### RECORDS SHOWN
☆ ☆ ☆ ☆
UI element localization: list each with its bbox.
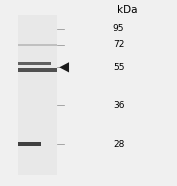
- Bar: [18, 142, 41, 146]
- Bar: [18, 44, 57, 46]
- Bar: [18, 68, 57, 72]
- FancyBboxPatch shape: [18, 15, 57, 175]
- Text: 28: 28: [113, 140, 124, 149]
- Bar: [18, 62, 51, 65]
- Text: kDa: kDa: [117, 5, 138, 15]
- Text: 55: 55: [113, 63, 124, 72]
- Text: 72: 72: [113, 40, 124, 49]
- Text: 95: 95: [113, 24, 124, 33]
- Polygon shape: [59, 62, 69, 72]
- Text: 36: 36: [113, 101, 124, 110]
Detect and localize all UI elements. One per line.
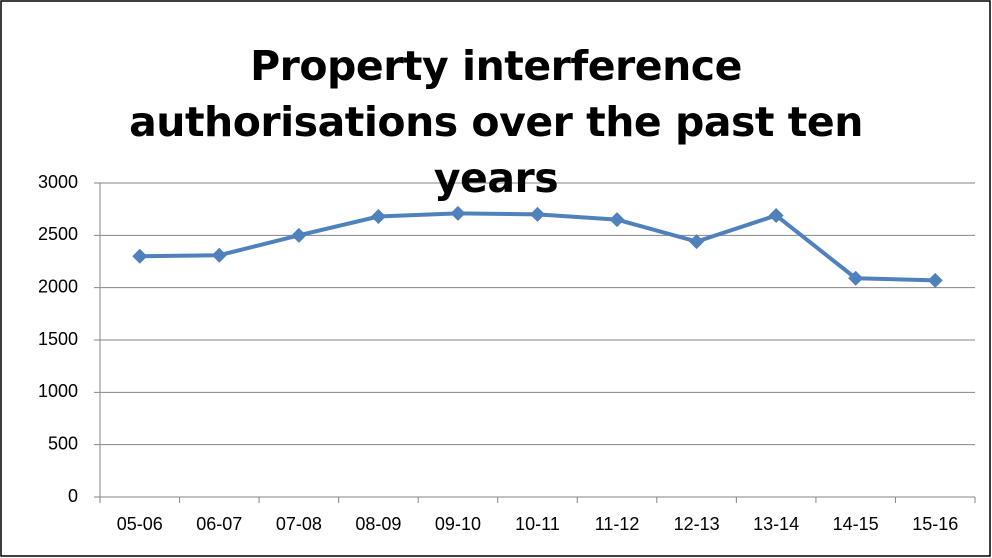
- y-tick-label: 3000: [38, 172, 78, 192]
- y-tick-label: 2500: [38, 224, 78, 244]
- data-point: [132, 248, 148, 264]
- x-tick-label: 14-15: [833, 514, 879, 534]
- data-point: [848, 270, 864, 286]
- y-tick-label: 0: [68, 486, 78, 506]
- x-tick-label: 10-11: [515, 514, 560, 534]
- series-line: [139, 211, 936, 283]
- data-point: [530, 206, 545, 222]
- x-tick-label: 12-13: [674, 514, 720, 534]
- chart-title: Property interference authorisations ove…: [129, 42, 863, 202]
- data-point: [211, 247, 227, 263]
- y-tick-label: 1000: [38, 381, 78, 401]
- x-tick-label: 08-09: [355, 514, 401, 534]
- y-tick-label: 1500: [38, 329, 78, 349]
- x-tick-label: 09-10: [435, 514, 481, 534]
- x-tick-label: 13-14: [753, 514, 799, 534]
- data-point: [450, 205, 466, 221]
- data-point: [291, 227, 307, 243]
- data-point: [609, 212, 625, 228]
- y-tick-label: 500: [48, 433, 78, 453]
- data-point: [689, 234, 705, 250]
- data-point: [768, 207, 784, 223]
- data-point: [370, 208, 386, 224]
- x-tick-label: 05-06: [117, 514, 163, 534]
- x-tick-label: 07-08: [276, 514, 322, 534]
- y-tick-label: 2000: [38, 276, 78, 296]
- x-tick-label: 06-07: [196, 514, 242, 534]
- data-point: [927, 272, 943, 288]
- x-tick-label: 11-12: [595, 514, 640, 534]
- x-tick-label: 15-16: [912, 514, 958, 534]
☆ ☆ ☆ ☆
### EXERCISE
Retype the listing word for word, with every line in its original order, and leave out the pictures.

### FINISHED EXERCISE
UI element localization: list each with its bbox.
- Bar: [18, 142, 41, 146]
- Bar: [18, 44, 57, 46]
- Bar: [18, 68, 57, 72]
- FancyBboxPatch shape: [18, 15, 57, 175]
- Text: 28: 28: [113, 140, 124, 149]
- Bar: [18, 62, 51, 65]
- Text: kDa: kDa: [117, 5, 138, 15]
- Text: 55: 55: [113, 63, 124, 72]
- Text: 72: 72: [113, 40, 124, 49]
- Text: 95: 95: [113, 24, 124, 33]
- Polygon shape: [59, 62, 69, 72]
- Text: 36: 36: [113, 101, 124, 110]
Detect and localize all UI elements. One per line.
- y-tick-label: 3000: [38, 172, 78, 192]
- y-tick-label: 2500: [38, 224, 78, 244]
- data-point: [132, 248, 148, 264]
- x-tick-label: 14-15: [833, 514, 879, 534]
- data-point: [848, 270, 864, 286]
- y-tick-label: 0: [68, 486, 78, 506]
- x-tick-label: 10-11: [515, 514, 560, 534]
- series-line: [139, 211, 936, 283]
- data-point: [530, 206, 545, 222]
- x-tick-label: 12-13: [674, 514, 720, 534]
- chart-title: Property interference authorisations ove…: [129, 42, 863, 202]
- data-point: [211, 247, 227, 263]
- y-tick-label: 1000: [38, 381, 78, 401]
- x-tick-label: 08-09: [355, 514, 401, 534]
- y-tick-label: 1500: [38, 329, 78, 349]
- x-tick-label: 09-10: [435, 514, 481, 534]
- x-tick-label: 13-14: [753, 514, 799, 534]
- data-point: [450, 205, 466, 221]
- data-point: [291, 227, 307, 243]
- data-point: [609, 212, 625, 228]
- y-tick-label: 500: [48, 433, 78, 453]
- data-point: [689, 234, 705, 250]
- data-point: [768, 207, 784, 223]
- data-point: [370, 208, 386, 224]
- x-tick-label: 05-06: [117, 514, 163, 534]
- x-tick-label: 07-08: [276, 514, 322, 534]
- y-tick-label: 2000: [38, 276, 78, 296]
- x-tick-label: 06-07: [196, 514, 242, 534]
- data-point: [927, 272, 943, 288]
- x-tick-label: 11-12: [595, 514, 640, 534]
- x-tick-label: 15-16: [912, 514, 958, 534]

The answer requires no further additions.